The records ->

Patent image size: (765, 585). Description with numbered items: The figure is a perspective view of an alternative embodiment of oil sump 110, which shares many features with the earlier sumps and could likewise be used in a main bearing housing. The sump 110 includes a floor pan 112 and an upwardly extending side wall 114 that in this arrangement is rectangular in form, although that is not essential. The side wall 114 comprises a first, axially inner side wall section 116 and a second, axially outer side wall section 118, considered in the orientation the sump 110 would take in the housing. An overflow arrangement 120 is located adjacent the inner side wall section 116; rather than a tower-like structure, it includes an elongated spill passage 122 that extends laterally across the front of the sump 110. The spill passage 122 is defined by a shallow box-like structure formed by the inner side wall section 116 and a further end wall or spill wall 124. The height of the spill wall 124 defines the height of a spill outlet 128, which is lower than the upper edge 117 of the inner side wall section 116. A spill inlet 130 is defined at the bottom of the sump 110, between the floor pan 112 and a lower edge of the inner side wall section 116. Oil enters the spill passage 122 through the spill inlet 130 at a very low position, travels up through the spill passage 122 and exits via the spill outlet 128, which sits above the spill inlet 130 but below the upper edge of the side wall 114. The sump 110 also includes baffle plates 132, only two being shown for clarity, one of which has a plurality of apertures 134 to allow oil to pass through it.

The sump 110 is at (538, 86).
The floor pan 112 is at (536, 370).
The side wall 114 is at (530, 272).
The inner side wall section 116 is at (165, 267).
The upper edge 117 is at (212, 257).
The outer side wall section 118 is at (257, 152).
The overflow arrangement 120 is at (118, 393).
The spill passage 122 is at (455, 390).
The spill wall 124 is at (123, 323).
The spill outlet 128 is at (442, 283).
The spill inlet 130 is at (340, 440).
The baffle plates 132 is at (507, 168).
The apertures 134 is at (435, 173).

Work to complete ->
Update the listing by replacing "perspective view" with "isometric view" and reproduce every line with no other change.

Solution to this task ->
Patent image size: (765, 585). Description with numbered items: The figure is a isometric view of an alternative embodiment of oil sump 110, which shares many features with the earlier sumps and could likewise be used in a main bearing housing. The sump 110 includes a floor pan 112 and an upwardly extending side wall 114 that in this arrangement is rectangular in form, although that is not essential. The side wall 114 comprises a first, axially inner side wall section 116 and a second, axially outer side wall section 118, considered in the orientation the sump 110 would take in the housing. An overflow arrangement 120 is located adjacent the inner side wall section 116; rather than a tower-like structure, it includes an elongated spill passage 122 that extends laterally across the front of the sump 110. The spill passage 122 is defined by a shallow box-like structure formed by the inner side wall section 116 and a further end wall or spill wall 124. The height of the spill wall 124 defines the height of a spill outlet 128, which is lower than the upper edge 117 of the inner side wall section 116. A spill inlet 130 is defined at the bottom of the sump 110, between the floor pan 112 and a lower edge of the inner side wall section 116. Oil enters the spill passage 122 through the spill inlet 130 at a very low position, travels up through the spill passage 122 and exits via the spill outlet 128, which sits above the spill inlet 130 but below the upper edge of the side wall 114. The sump 110 also includes baffle plates 132, only two being shown for clarity, one of which has a plurality of apertures 134 to allow oil to pass through it.

The sump 110 is at (538, 86).
The floor pan 112 is at (536, 370).
The side wall 114 is at (530, 272).
The inner side wall section 116 is at (165, 267).
The upper edge 117 is at (212, 257).
The outer side wall section 118 is at (257, 152).
The overflow arrangement 120 is at (118, 393).
The spill passage 122 is at (455, 390).
The spill wall 124 is at (123, 323).
The spill outlet 128 is at (442, 283).
The spill inlet 130 is at (340, 440).
The baffle plates 132 is at (507, 168).
The apertures 134 is at (435, 173).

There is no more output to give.